● INPUT

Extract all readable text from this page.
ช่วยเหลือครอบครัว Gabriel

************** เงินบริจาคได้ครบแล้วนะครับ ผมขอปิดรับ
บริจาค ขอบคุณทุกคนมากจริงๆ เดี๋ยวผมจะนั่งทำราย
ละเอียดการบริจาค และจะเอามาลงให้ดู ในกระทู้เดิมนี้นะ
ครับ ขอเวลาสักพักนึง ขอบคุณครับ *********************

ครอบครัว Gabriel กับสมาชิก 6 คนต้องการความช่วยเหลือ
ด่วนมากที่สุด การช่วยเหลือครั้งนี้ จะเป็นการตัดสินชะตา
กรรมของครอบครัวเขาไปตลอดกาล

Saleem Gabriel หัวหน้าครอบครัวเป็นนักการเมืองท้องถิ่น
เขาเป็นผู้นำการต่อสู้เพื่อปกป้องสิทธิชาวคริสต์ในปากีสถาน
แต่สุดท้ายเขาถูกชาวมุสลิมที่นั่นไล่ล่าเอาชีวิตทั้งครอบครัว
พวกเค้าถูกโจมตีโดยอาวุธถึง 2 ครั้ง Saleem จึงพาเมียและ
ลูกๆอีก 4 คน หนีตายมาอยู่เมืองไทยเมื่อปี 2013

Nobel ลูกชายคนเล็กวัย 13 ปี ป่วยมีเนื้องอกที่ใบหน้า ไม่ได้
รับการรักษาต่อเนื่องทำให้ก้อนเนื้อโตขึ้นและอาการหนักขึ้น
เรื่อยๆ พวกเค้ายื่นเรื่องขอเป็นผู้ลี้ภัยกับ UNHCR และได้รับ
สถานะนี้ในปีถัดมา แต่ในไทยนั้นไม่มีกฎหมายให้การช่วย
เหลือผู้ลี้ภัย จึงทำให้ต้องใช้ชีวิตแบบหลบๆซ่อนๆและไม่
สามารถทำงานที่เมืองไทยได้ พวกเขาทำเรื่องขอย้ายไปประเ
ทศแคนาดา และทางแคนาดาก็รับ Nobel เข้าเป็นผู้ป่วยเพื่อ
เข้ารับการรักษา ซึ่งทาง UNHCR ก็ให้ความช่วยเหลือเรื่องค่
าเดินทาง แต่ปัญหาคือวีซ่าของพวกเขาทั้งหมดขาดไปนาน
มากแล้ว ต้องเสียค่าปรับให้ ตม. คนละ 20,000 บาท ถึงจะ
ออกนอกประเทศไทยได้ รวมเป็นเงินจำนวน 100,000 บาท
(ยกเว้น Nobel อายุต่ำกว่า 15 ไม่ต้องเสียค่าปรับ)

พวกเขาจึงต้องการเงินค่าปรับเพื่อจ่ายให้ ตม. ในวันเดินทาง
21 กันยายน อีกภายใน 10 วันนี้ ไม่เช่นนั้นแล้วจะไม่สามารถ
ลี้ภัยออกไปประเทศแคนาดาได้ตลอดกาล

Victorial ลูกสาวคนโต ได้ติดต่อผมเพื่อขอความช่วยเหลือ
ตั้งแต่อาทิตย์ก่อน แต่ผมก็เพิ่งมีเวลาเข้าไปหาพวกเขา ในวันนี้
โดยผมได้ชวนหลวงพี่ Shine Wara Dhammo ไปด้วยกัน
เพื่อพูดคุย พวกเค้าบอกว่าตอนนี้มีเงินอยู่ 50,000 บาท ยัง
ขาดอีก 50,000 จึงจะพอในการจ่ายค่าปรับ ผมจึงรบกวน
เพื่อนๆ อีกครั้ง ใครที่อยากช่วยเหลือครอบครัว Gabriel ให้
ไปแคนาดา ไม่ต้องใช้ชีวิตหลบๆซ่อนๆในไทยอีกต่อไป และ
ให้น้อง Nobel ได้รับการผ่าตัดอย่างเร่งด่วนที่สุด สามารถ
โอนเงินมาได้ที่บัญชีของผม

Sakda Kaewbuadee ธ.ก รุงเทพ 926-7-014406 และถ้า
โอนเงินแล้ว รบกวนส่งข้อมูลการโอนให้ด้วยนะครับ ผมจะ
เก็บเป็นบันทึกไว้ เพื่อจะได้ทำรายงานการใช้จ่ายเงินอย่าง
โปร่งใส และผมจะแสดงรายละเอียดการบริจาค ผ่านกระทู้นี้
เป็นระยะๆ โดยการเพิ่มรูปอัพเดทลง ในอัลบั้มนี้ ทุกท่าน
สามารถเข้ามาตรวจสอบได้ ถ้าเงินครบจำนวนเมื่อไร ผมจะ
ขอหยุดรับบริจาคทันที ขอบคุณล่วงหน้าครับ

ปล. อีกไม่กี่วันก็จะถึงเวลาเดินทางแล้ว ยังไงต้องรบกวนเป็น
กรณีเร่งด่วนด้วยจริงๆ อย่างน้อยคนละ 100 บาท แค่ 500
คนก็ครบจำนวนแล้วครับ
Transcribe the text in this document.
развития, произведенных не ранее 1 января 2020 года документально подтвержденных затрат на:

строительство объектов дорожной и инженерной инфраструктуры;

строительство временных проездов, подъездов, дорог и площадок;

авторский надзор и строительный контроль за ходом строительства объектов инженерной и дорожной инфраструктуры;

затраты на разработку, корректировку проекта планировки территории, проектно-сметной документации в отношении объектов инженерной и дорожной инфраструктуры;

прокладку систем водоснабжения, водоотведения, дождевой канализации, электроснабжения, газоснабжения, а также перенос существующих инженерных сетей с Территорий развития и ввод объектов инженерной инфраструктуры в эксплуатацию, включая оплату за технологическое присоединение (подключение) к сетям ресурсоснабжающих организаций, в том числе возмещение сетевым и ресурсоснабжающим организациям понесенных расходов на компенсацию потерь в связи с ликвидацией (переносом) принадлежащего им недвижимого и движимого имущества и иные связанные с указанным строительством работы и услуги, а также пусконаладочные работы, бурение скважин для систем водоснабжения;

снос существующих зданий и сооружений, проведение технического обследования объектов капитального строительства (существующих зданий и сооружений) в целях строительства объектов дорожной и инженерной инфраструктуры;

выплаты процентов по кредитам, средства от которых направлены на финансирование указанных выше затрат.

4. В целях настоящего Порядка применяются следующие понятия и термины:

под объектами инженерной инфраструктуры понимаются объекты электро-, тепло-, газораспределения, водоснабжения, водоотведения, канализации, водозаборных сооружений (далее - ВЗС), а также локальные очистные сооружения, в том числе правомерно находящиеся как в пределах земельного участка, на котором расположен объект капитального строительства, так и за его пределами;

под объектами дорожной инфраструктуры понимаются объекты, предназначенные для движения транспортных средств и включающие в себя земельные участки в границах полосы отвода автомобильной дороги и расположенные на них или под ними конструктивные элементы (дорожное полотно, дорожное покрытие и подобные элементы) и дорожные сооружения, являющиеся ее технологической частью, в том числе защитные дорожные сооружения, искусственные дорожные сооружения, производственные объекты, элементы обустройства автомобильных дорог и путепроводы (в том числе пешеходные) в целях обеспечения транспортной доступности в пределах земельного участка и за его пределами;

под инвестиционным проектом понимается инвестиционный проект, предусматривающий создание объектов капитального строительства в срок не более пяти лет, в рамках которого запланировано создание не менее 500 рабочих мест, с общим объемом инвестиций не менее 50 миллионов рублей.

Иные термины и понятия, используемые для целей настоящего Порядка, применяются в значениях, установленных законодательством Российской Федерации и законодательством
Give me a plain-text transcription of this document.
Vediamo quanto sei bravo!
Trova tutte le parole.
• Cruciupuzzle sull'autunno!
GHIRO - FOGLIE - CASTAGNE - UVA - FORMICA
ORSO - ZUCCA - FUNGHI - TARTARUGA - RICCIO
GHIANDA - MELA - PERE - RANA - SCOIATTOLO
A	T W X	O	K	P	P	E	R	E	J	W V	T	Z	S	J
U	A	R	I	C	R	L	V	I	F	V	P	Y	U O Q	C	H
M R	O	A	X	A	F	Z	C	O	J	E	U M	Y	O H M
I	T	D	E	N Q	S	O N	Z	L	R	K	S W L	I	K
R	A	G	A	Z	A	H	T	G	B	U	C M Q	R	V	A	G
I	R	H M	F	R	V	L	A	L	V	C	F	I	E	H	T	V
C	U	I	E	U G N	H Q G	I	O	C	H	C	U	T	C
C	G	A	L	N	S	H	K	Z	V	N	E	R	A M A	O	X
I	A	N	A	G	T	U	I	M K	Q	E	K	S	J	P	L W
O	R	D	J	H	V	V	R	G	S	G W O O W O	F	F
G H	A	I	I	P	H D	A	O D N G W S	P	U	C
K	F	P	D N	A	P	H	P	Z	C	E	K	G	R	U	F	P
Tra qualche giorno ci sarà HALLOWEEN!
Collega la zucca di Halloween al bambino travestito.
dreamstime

● REQUIRED TASK
Find the line that contains "Give me a plain-text". Repeat it and every line after it, exactly as written, up to and including the last line of the records above.

● WRITTEN ANSWER
Give me a plain-text transcription of this document.
Vediamo quanto sei bravo!
Trova tutte le parole.
• Cruciupuzzle sull'autunno!
GHIRO - FOGLIE - CASTAGNE - UVA - FORMICA
ORSO - ZUCCA - FUNGHI - TARTARUGA - RICCIO
GHIANDA - MELA - PERE - RANA - SCOIATTOLO
A	T W X	O	K	P	P	E	R	E	J	W V	T	Z	S	J
U	A	R	I	C	R	L	V	I	F	V	P	Y	U O Q	C	H
M R	O	A	X	A	F	Z	C	O	J	E	U M	Y	O H M
I	T	D	E	N Q	S	O N	Z	L	R	K	S W L	I	K
R	A	G	A	Z	A	H	T	G	B	U	C M Q	R	V	A	G
I	R	H M	F	R	V	L	A	L	V	C	F	I	E	H	T	V
C	U	I	E	U G N	H Q G	I	O	C	H	C	U	T	C
C	G	A	L	N	S	H	K	Z	V	N	E	R	A M A	O	X
I	A	N	A	G	T	U	I	M K	Q	E	K	S	J	P	L W
O	R	D	J	H	V	V	R	G	S	G W O O W O	F	F
G H	A	I	I	P	H D	A	O D N G W S	P	U	C
K	F	P	D N	A	P	H	P	Z	C	E	K	G	R	U	F	P
Tra qualche giorno ci sarà HALLOWEEN!
Collega la zucca di Halloween al bambino travestito.
dreamstime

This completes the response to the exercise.